- **THE REQUEST**: Search the material for the word "深恐非宜" and copy each line that holds it.

- **GIVEN RECORDS**:

= = =

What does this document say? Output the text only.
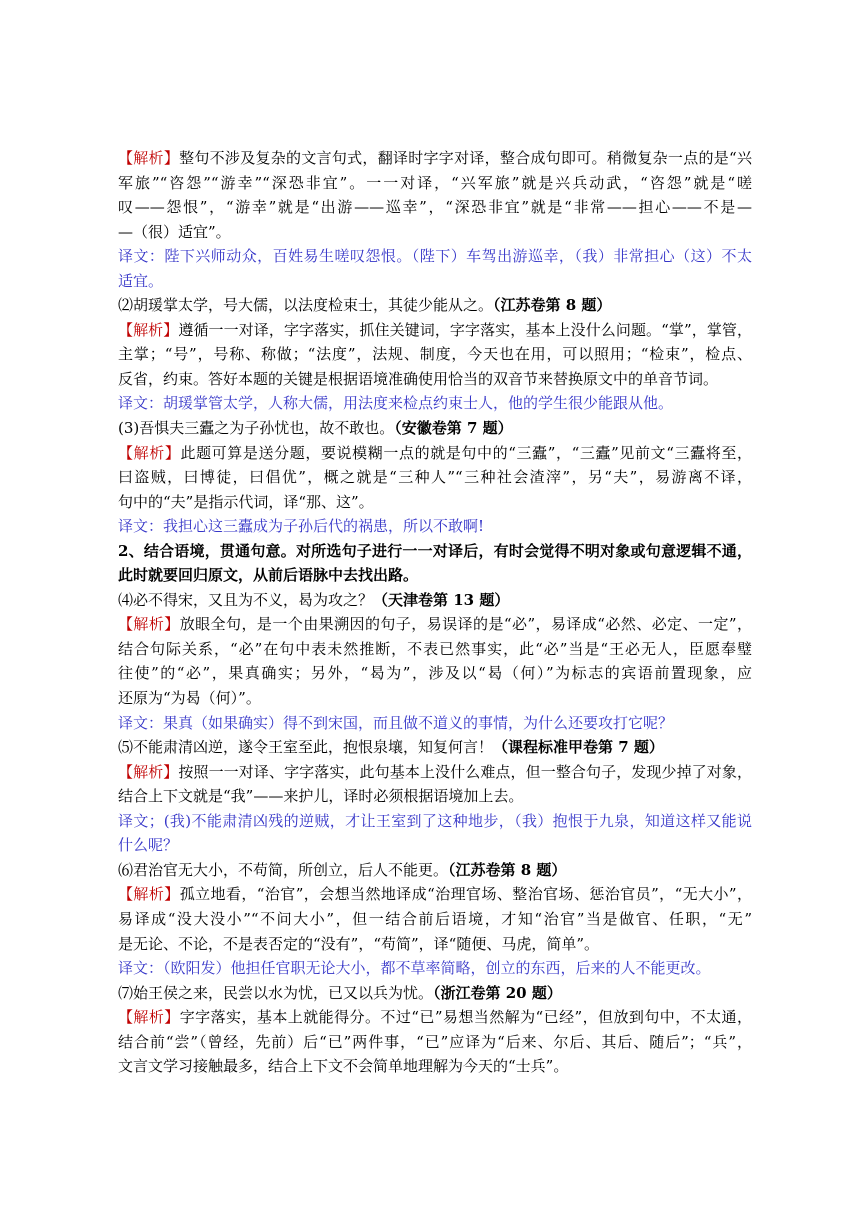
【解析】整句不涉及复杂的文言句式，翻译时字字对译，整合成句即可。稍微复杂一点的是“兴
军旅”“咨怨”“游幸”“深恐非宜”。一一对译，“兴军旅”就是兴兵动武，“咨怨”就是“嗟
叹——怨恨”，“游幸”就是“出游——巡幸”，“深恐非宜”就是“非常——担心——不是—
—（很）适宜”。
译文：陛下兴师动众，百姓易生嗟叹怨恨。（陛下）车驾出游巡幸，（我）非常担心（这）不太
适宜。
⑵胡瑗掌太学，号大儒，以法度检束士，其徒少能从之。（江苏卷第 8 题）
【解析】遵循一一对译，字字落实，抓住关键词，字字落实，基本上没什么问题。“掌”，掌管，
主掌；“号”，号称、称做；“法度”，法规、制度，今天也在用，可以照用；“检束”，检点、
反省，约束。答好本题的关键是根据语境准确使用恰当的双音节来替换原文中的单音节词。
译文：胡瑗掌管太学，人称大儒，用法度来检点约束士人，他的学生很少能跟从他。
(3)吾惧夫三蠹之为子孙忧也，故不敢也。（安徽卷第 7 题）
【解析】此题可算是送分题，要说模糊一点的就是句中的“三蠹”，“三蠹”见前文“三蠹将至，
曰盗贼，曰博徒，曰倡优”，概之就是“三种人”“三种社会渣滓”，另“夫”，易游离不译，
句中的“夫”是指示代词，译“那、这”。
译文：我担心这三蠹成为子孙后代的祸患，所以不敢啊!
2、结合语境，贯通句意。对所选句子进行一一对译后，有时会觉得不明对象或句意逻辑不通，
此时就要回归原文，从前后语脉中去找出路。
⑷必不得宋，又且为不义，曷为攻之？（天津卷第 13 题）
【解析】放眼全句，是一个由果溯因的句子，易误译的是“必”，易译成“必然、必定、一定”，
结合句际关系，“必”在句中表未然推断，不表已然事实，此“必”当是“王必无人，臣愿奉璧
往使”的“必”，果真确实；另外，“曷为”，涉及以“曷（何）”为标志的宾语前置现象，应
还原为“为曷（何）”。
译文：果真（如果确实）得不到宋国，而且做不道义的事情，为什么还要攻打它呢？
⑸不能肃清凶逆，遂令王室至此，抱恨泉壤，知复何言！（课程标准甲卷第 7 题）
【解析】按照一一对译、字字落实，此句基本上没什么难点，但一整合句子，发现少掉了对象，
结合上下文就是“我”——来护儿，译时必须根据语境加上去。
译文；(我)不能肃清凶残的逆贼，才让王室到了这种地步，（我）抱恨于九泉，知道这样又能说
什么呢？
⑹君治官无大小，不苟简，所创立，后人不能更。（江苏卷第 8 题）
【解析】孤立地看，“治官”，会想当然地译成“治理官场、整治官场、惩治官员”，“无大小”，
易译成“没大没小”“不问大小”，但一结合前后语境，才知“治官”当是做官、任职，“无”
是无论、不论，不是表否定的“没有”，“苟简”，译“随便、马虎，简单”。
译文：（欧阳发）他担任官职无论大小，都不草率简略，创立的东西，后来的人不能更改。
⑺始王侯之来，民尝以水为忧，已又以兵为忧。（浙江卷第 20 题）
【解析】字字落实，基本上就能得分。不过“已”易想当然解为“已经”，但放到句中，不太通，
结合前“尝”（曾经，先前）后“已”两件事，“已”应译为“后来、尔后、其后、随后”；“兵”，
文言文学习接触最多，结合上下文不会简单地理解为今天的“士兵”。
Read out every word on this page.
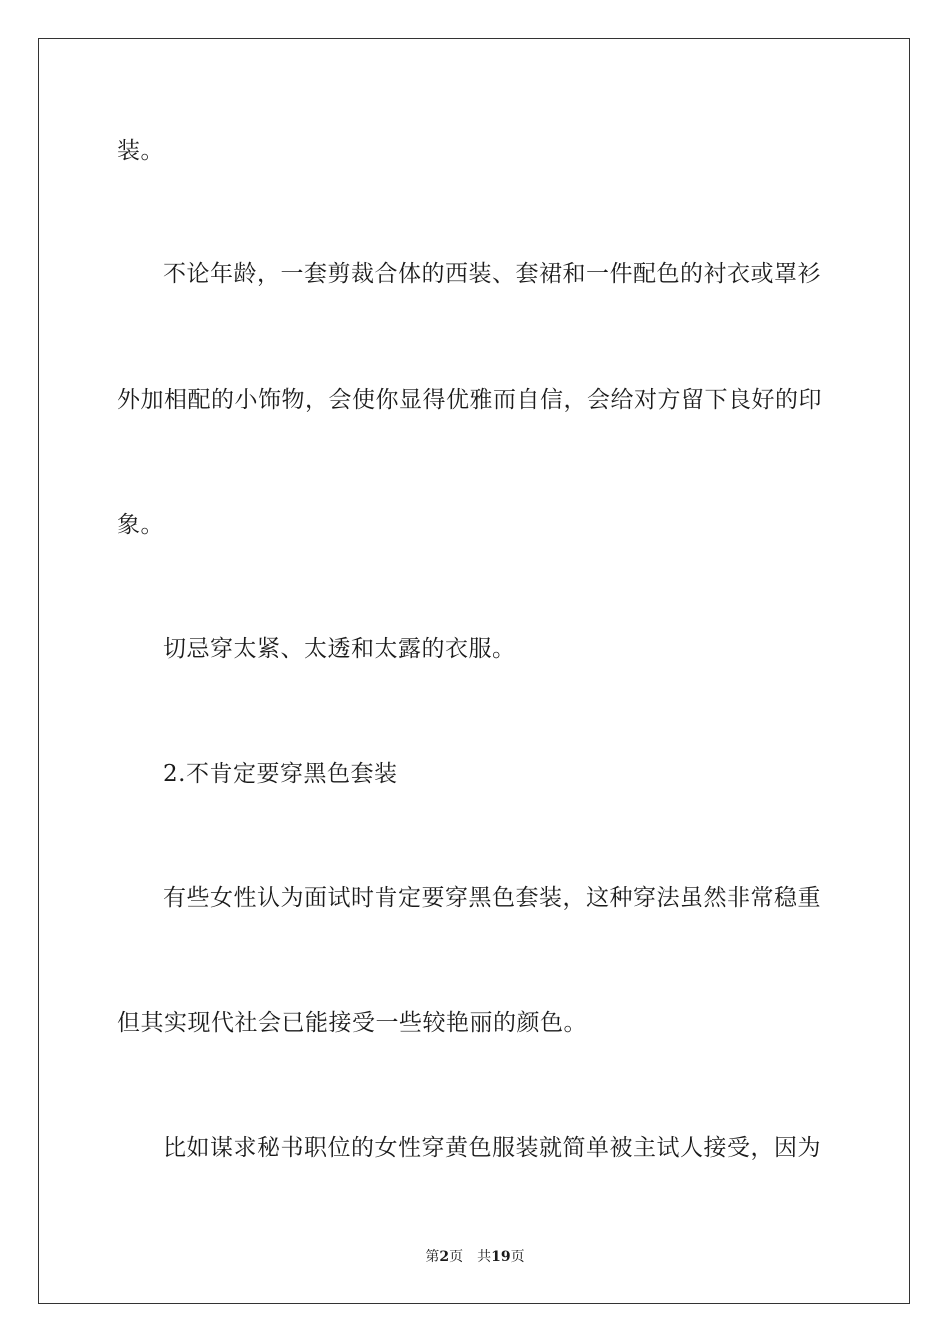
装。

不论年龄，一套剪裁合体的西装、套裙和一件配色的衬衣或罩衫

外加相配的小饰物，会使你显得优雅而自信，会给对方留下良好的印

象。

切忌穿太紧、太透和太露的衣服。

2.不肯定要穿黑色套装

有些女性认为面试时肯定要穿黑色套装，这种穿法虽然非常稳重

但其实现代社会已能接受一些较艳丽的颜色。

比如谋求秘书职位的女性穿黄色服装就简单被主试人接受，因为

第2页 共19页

= = =

- **TASK RESPONSE**:
军旅”“咨怨”“游幸”“深恐非宜”。一一对译，“兴军旅”就是兴兵动武，“咨怨”就是“嗟
叹——怨恨”，“游幸”就是“出游——巡幸”，“深恐非宜”就是“非常——担心——不是—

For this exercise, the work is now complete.